» Stated exercise:
Make an exact copy of the listing below.

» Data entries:
+++

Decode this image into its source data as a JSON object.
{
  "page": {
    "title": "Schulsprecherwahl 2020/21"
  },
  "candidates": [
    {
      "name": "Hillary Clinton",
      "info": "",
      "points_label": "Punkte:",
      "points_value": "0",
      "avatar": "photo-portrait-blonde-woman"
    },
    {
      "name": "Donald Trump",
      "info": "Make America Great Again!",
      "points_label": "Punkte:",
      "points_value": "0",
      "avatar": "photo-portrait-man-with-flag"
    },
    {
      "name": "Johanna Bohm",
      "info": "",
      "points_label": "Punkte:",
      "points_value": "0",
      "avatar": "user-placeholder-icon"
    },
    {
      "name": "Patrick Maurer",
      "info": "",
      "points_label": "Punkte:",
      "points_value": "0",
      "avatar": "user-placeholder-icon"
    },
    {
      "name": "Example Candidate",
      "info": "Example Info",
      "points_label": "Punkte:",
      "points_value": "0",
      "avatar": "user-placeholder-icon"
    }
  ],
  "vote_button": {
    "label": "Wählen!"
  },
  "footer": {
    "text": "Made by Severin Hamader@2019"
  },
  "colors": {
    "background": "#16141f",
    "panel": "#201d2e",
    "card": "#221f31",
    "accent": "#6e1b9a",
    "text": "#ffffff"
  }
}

+++

» Final result:
Decode this image into its source data as a JSON object.
{
  "page": {
    "title": "Schulsprecherwahl 2020/21"
  },
  "candidates": [
    {
      "name": "Hillary Clinton",
      "info": "",
      "points_label": "Punkte:",
      "points_value": "0",
      "avatar": "photo-portrait-blonde-woman"
    },
    {
      "name": "Donald Trump",
      "info": "Make America Great Again!",
      "points_label": "Punkte:",
      "points_value": "0",
      "avatar": "photo-portrait-man-with-flag"
    },
    {
      "name": "Johanna Bohm",
      "info": "",
      "points_label": "Punkte:",
      "points_value": "0",
      "avatar": "user-placeholder-icon"
    },
    {
      "name": "Patrick Maurer",
      "info": "",
      "points_label": "Punkte:",
      "points_value": "0",
      "avatar": "user-placeholder-icon"
    },
    {
      "name": "Example Candidate",
      "info": "Example Info",
      "points_label": "Punkte:",
      "points_value": "0",
      "avatar": "user-placeholder-icon"
    }
  ],
  "vote_button": {
    "label": "Wählen!"
  },
  "footer": {
    "text": "Made by Severin Hamader@2019"
  },
  "colors": {
    "background": "#16141f",
    "panel": "#201d2e",
    "card": "#221f31",
    "accent": "#6e1b9a",
    "text": "#ffffff"
  }
}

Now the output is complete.